PROBLEM REQUIREMENTS
Write out the material exactly, with the pictures left out.
>>>>
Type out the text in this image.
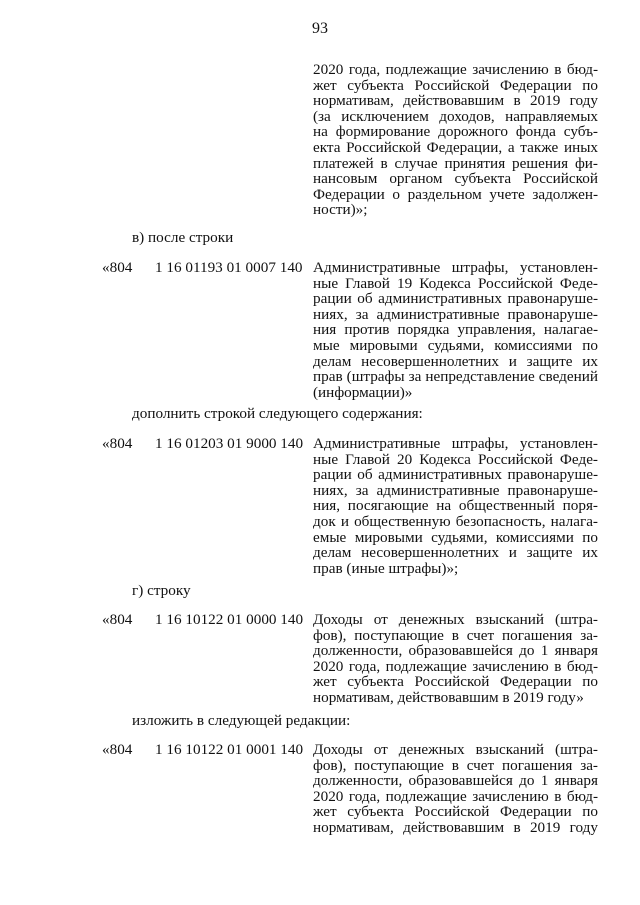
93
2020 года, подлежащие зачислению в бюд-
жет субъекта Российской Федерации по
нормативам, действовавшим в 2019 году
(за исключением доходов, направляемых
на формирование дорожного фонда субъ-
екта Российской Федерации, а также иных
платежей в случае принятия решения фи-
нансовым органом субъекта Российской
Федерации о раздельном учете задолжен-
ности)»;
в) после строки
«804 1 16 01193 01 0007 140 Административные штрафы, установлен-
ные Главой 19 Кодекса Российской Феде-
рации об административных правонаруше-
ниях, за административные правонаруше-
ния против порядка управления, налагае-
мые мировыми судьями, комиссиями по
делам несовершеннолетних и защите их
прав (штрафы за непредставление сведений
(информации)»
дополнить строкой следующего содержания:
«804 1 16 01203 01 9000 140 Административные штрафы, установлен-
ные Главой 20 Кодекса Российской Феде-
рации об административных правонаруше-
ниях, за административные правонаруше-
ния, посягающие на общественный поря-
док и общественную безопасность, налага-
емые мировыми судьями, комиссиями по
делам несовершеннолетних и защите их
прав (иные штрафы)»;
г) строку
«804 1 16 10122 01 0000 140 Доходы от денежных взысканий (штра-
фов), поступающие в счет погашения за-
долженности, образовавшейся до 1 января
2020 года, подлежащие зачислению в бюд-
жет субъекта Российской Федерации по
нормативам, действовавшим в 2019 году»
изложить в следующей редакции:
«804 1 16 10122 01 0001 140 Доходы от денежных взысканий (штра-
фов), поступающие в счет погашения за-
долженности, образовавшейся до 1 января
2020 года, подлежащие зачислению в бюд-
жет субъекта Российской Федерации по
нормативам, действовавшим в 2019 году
<<<<
THE ANSWER
Type out the text in this image.
93
2020 года, подлежащие зачислению в бюд-
жет субъекта Российской Федерации по
нормативам, действовавшим в 2019 году
(за исключением доходов, направляемых
на формирование дорожного фонда субъ-
екта Российской Федерации, а также иных
платежей в случае принятия решения фи-
нансовым органом субъекта Российской
Федерации о раздельном учете задолжен-
ности)»;
в) после строки
«804 1 16 01193 01 0007 140 Административные штрафы, установлен-
ные Главой 19 Кодекса Российской Феде-
рации об административных правонаруше-
ниях, за административные правонаруше-
ния против порядка управления, налагае-
мые мировыми судьями, комиссиями по
делам несовершеннолетних и защите их
прав (штрафы за непредставление сведений
(информации)»
дополнить строкой следующего содержания:
«804 1 16 01203 01 9000 140 Административные штрафы, установлен-
ные Главой 20 Кодекса Российской Феде-
рации об административных правонаруше-
ниях, за административные правонаруше-
ния, посягающие на общественный поря-
док и общественную безопасность, налага-
емые мировыми судьями, комиссиями по
делам несовершеннолетних и защите их
прав (иные штрафы)»;
г) строку
«804 1 16 10122 01 0000 140 Доходы от денежных взысканий (штра-
фов), поступающие в счет погашения за-
долженности, образовавшейся до 1 января
2020 года, подлежащие зачислению в бюд-
жет субъекта Российской Федерации по
нормативам, действовавшим в 2019 году»
изложить в следующей редакции:
«804 1 16 10122 01 0001 140 Доходы от денежных взысканий (штра-
фов), поступающие в счет погашения за-
долженности, образовавшейся до 1 января
2020 года, подлежащие зачислению в бюд-
жет субъекта Российской Федерации по
нормативам, действовавшим в 2019 году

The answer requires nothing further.